### Instructions to follow:
Gather each line of the records where "Major" appears.

### Lines of data:
= = = = = = =

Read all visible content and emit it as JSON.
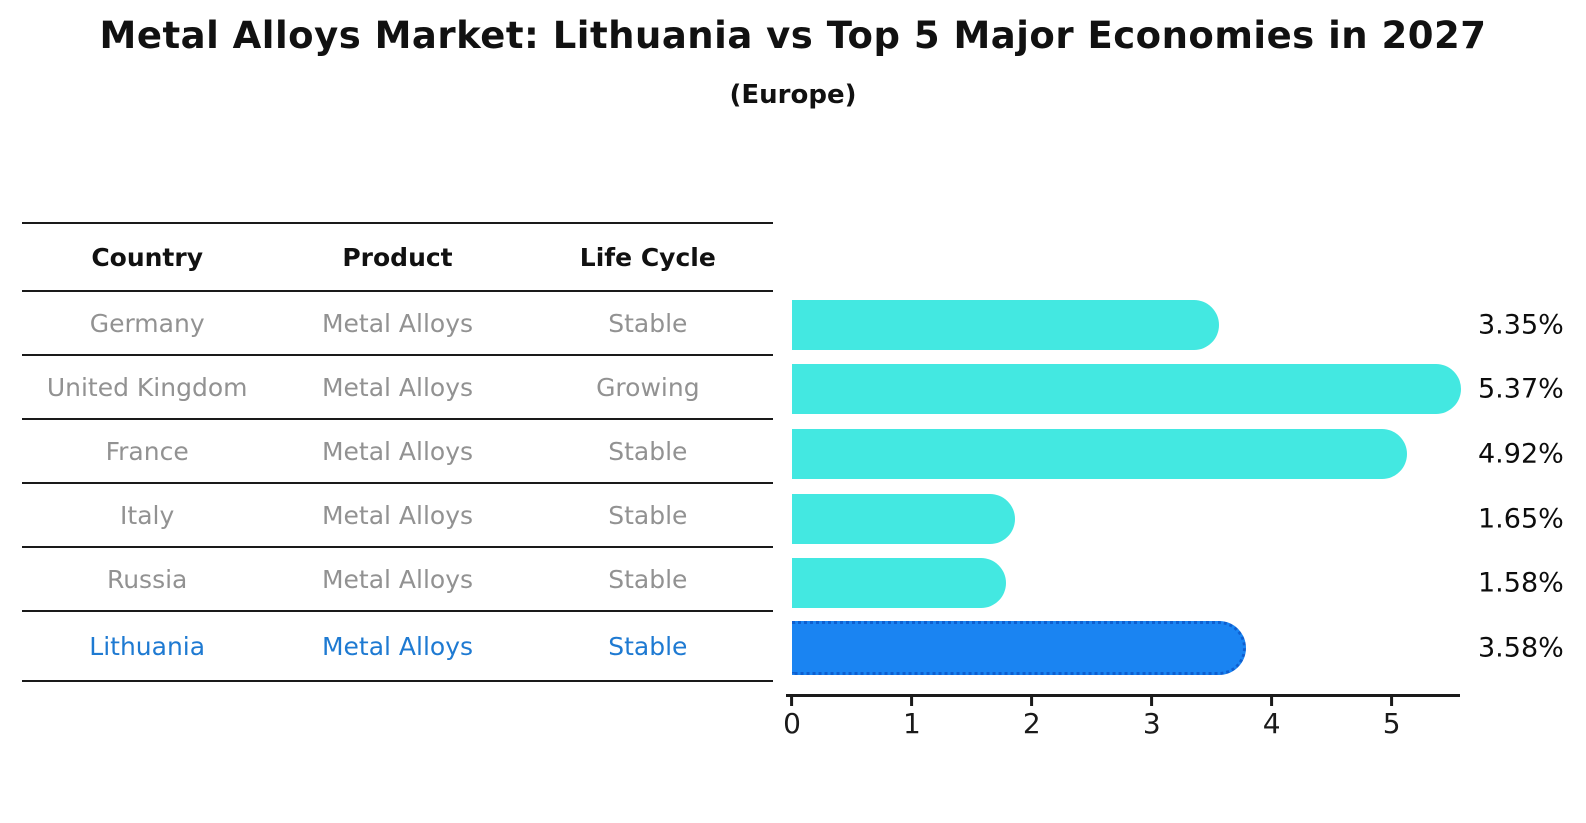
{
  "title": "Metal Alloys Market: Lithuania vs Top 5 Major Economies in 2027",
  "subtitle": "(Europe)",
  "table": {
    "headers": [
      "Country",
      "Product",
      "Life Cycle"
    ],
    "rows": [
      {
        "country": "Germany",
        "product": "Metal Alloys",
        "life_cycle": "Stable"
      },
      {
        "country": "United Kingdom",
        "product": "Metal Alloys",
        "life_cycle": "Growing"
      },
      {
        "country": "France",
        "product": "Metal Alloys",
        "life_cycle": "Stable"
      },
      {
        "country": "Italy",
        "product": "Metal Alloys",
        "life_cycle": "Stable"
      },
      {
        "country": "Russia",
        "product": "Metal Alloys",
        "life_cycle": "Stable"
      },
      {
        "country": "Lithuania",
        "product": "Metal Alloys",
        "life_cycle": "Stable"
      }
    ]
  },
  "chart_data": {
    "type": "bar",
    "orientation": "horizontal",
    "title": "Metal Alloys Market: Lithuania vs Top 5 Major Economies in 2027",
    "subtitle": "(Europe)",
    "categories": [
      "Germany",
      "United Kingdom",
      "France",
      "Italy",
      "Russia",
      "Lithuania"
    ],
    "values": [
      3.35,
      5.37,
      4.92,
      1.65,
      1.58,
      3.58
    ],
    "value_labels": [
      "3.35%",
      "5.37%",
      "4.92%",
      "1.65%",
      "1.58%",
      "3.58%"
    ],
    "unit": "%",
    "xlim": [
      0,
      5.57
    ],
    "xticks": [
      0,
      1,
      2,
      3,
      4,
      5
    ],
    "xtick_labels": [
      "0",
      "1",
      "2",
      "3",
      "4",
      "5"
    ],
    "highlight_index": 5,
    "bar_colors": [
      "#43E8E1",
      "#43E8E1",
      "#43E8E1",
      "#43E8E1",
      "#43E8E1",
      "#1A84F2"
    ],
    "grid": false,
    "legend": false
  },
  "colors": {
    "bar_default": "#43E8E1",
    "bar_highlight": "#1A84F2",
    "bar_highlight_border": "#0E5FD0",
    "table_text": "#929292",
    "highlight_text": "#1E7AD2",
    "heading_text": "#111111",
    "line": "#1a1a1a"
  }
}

= = = = = = =

### Task output:
  "title": "Metal Alloys Market: Lithuania vs Top 5 Major Economies in 2027",
    "title": "Metal Alloys Market: Lithuania vs Top 5 Major Economies in 2027",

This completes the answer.